==== DATASET ENTRIES

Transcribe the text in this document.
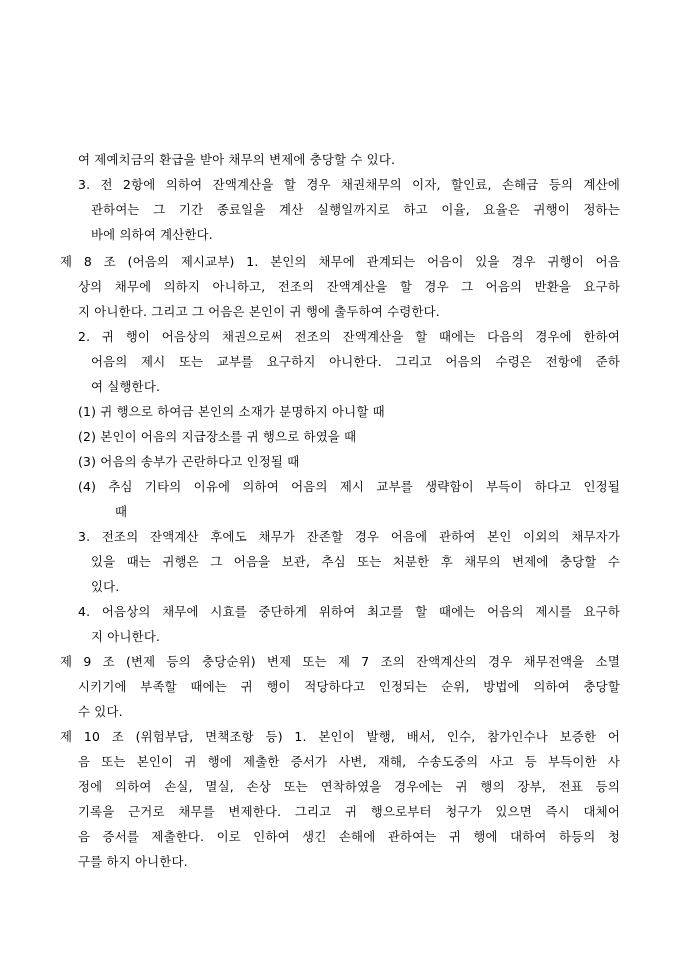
여 제예치금의 환급을 받아 채무의 변제에 충당할 수 있다.
3. 전 2항에 의하여 잔액계산을 할 경우 채권채무의 이자, 할인료, 손해금 등의 계산에
관하여는 그 기간 종료일을 계산 실행일까지로 하고 이율, 요율은 귀행이 정하는
바에 의하여 계산한다.
제 8 조 (어음의 제시교부) 1. 본인의 채무에 관계되는 어음이 있을 경우 귀행이 어음
상의 채무에 의하지 아니하고, 전조의 잔액계산을 할 경우 그 어음의 반환을 요구하
지 아니한다. 그리고 그 어음은 본인이 귀 행에 출두하여 수령한다.
2. 귀 행이 어음상의 채권으로써 전조의 잔액계산을 할 때에는 다음의 경우에 한하여
어음의 제시 또는 교부를 요구하지 아니한다. 그리고 어음의 수령은 전항에 준하
여 실행한다.
(1) 귀 행으로 하여금 본인의 소재가 분명하지 아니할 때
(2) 본인이 어음의 지급장소를 귀 행으로 하였을 때
(3) 어음의 송부가 곤란하다고 인정될 때
(4) 추심 기타의 이유에 의하여 어음의 제시 교부를 생략함이 부득이 하다고 인정될
때
3. 전조의 잔액계산 후에도 채무가 잔존할 경우 어음에 관하여 본인 이외의 채무자가
있을 때는 귀행은 그 어음을 보관, 추심 또는 처분한 후 채무의 변제에 충당할 수
있다.
4. 어음상의 채무에 시효를 중단하게 위하여 최고를 할 때에는 어음의 제시를 요구하
지 아니한다.
제 9 조 (변제 등의 충당순위) 변제 또는 제 7 조의 잔액계산의 경우 채무전액을 소멸
시키기에 부족할 때에는 귀 행이 적당하다고 인정되는 순위, 방법에 의하여 충당할
수 있다.
제 10 조 (위험부담, 면책조항 등) 1. 본인이 발행, 배서, 인수, 참가인수나 보증한 어
음 또는 본인이 귀 행에 제출한 증서가 사변, 재해, 수송도중의 사고 등 부득이한 사
정에 의하여 손실, 멸실, 손상 또는 연착하였을 경우에는 귀 행의 장부, 전표 등의
기록을 근거로 채무를 변제한다. 그리고 귀 행으로부터 청구가 있으면 즉시 대체어
음 증서를 제출한다. 이로 인하여 생긴 손해에 관하여는 귀 행에 대하여 하등의 청
구를 하지 아니한다.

========

[SET PROBLEM] Transcribe the full listing character for character. Pictures are excluded.

[FULL RESPONSE]
Transcribe the text in this document.
여 제예치금의 환급을 받아 채무의 변제에 충당할 수 있다.
3. 전 2항에 의하여 잔액계산을 할 경우 채권채무의 이자, 할인료, 손해금 등의 계산에
관하여는 그 기간 종료일을 계산 실행일까지로 하고 이율, 요율은 귀행이 정하는
바에 의하여 계산한다.
제 8 조 (어음의 제시교부) 1. 본인의 채무에 관계되는 어음이 있을 경우 귀행이 어음
상의 채무에 의하지 아니하고, 전조의 잔액계산을 할 경우 그 어음의 반환을 요구하
지 아니한다. 그리고 그 어음은 본인이 귀 행에 출두하여 수령한다.
2. 귀 행이 어음상의 채권으로써 전조의 잔액계산을 할 때에는 다음의 경우에 한하여
어음의 제시 또는 교부를 요구하지 아니한다. 그리고 어음의 수령은 전항에 준하
여 실행한다.
(1) 귀 행으로 하여금 본인의 소재가 분명하지 아니할 때
(2) 본인이 어음의 지급장소를 귀 행으로 하였을 때
(3) 어음의 송부가 곤란하다고 인정될 때
(4) 추심 기타의 이유에 의하여 어음의 제시 교부를 생략함이 부득이 하다고 인정될
때
3. 전조의 잔액계산 후에도 채무가 잔존할 경우 어음에 관하여 본인 이외의 채무자가
있을 때는 귀행은 그 어음을 보관, 추심 또는 처분한 후 채무의 변제에 충당할 수
있다.
4. 어음상의 채무에 시효를 중단하게 위하여 최고를 할 때에는 어음의 제시를 요구하
지 아니한다.
제 9 조 (변제 등의 충당순위) 변제 또는 제 7 조의 잔액계산의 경우 채무전액을 소멸
시키기에 부족할 때에는 귀 행이 적당하다고 인정되는 순위, 방법에 의하여 충당할
수 있다.
제 10 조 (위험부담, 면책조항 등) 1. 본인이 발행, 배서, 인수, 참가인수나 보증한 어
음 또는 본인이 귀 행에 제출한 증서가 사변, 재해, 수송도중의 사고 등 부득이한 사
정에 의하여 손실, 멸실, 손상 또는 연착하였을 경우에는 귀 행의 장부, 전표 등의
기록을 근거로 채무를 변제한다. 그리고 귀 행으로부터 청구가 있으면 즉시 대체어
음 증서를 제출한다. 이로 인하여 생긴 손해에 관하여는 귀 행에 대하여 하등의 청
구를 하지 아니한다.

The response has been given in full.